The input:

○ ○ ○

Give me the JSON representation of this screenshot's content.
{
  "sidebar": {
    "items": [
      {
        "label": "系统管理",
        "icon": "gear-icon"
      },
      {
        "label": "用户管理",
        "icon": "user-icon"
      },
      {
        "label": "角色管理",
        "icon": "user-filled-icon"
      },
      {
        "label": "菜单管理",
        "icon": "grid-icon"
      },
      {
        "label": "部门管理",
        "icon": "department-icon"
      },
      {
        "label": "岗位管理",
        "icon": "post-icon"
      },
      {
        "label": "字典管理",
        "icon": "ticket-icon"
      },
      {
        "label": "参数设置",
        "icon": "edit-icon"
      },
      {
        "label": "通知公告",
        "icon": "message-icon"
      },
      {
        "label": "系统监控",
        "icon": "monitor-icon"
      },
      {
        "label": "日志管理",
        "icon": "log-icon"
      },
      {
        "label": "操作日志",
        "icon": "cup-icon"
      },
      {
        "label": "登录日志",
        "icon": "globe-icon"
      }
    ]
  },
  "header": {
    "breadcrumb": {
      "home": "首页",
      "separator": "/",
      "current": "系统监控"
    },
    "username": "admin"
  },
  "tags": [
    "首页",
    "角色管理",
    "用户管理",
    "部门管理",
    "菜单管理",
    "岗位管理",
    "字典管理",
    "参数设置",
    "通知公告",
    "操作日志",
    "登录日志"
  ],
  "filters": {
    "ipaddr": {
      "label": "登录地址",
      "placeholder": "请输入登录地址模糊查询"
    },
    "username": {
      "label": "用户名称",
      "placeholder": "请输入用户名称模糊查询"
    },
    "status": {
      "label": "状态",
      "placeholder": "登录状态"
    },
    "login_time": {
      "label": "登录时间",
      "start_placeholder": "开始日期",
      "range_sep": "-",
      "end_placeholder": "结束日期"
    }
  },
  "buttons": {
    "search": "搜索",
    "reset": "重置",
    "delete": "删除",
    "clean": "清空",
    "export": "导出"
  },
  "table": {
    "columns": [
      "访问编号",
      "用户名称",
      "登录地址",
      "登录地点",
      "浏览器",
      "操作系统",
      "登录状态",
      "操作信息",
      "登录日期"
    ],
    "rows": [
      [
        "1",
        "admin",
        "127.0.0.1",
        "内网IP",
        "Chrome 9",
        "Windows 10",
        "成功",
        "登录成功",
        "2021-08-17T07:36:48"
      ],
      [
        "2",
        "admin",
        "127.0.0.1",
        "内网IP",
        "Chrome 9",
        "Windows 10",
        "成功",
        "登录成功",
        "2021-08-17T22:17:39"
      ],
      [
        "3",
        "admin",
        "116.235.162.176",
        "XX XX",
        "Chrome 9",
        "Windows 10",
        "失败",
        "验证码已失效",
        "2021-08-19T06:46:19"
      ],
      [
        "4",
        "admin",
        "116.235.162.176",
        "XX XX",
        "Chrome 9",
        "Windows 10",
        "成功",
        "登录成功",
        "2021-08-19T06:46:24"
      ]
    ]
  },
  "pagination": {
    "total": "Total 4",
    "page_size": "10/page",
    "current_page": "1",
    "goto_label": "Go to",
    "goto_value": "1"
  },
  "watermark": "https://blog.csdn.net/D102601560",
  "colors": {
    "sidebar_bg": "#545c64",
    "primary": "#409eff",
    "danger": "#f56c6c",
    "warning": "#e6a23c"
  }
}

○ ○ ○

Set problem: Set every line of the listing down word for word.

Answer in full:
Give me the JSON representation of this screenshot's content.
{
  "sidebar": {
    "items": [
      {
        "label": "系统管理",
        "icon": "gear-icon"
      },
      {
        "label": "用户管理",
        "icon": "user-icon"
      },
      {
        "label": "角色管理",
        "icon": "user-filled-icon"
      },
      {
        "label": "菜单管理",
        "icon": "grid-icon"
      },
      {
        "label": "部门管理",
        "icon": "department-icon"
      },
      {
        "label": "岗位管理",
        "icon": "post-icon"
      },
      {
        "label": "字典管理",
        "icon": "ticket-icon"
      },
      {
        "label": "参数设置",
        "icon": "edit-icon"
      },
      {
        "label": "通知公告",
        "icon": "message-icon"
      },
      {
        "label": "系统监控",
        "icon": "monitor-icon"
      },
      {
        "label": "日志管理",
        "icon": "log-icon"
      },
      {
        "label": "操作日志",
        "icon": "cup-icon"
      },
      {
        "label": "登录日志",
        "icon": "globe-icon"
      }
    ]
  },
  "header": {
    "breadcrumb": {
      "home": "首页",
      "separator": "/",
      "current": "系统监控"
    },
    "username": "admin"
  },
  "tags": [
    "首页",
    "角色管理",
    "用户管理",
    "部门管理",
    "菜单管理",
    "岗位管理",
    "字典管理",
    "参数设置",
    "通知公告",
    "操作日志",
    "登录日志"
  ],
  "filters": {
    "ipaddr": {
      "label": "登录地址",
      "placeholder": "请输入登录地址模糊查询"
    },
    "username": {
      "label": "用户名称",
      "placeholder": "请输入用户名称模糊查询"
    },
    "status": {
      "label": "状态",
      "placeholder": "登录状态"
    },
    "login_time": {
      "label": "登录时间",
      "start_placeholder": "开始日期",
      "range_sep": "-",
      "end_placeholder": "结束日期"
    }
  },
  "buttons": {
    "search": "搜索",
    "reset": "重置",
    "delete": "删除",
    "clean": "清空",
    "export": "导出"
  },
  "table": {
    "columns": [
      "访问编号",
      "用户名称",
      "登录地址",
      "登录地点",
      "浏览器",
      "操作系统",
      "登录状态",
      "操作信息",
      "登录日期"
    ],
    "rows": [
      [
        "1",
        "admin",
        "127.0.0.1",
        "内网IP",
        "Chrome 9",
        "Windows 10",
        "成功",
        "登录成功",
        "2021-08-17T07:36:48"
      ],
      [
        "2",
        "admin",
        "127.0.0.1",
        "内网IP",
        "Chrome 9",
        "Windows 10",
        "成功",
        "登录成功",
        "2021-08-17T22:17:39"
      ],
      [
        "3",
        "admin",
        "116.235.162.176",
        "XX XX",
        "Chrome 9",
        "Windows 10",
        "失败",
        "验证码已失效",
        "2021-08-19T06:46:19"
      ],
      [
        "4",
        "admin",
        "116.235.162.176",
        "XX XX",
        "Chrome 9",
        "Windows 10",
        "成功",
        "登录成功",
        "2021-08-19T06:46:24"
      ]
    ]
  },
  "pagination": {
    "total": "Total 4",
    "page_size": "10/page",
    "current_page": "1",
    "goto_label": "Go to",
    "goto_value": "1"
  },
  "watermark": "https://blog.csdn.net/D102601560",
  "colors": {
    "sidebar_bg": "#545c64",
    "primary": "#409eff",
    "danger": "#f56c6c",
    "warning": "#e6a23c"
  }
}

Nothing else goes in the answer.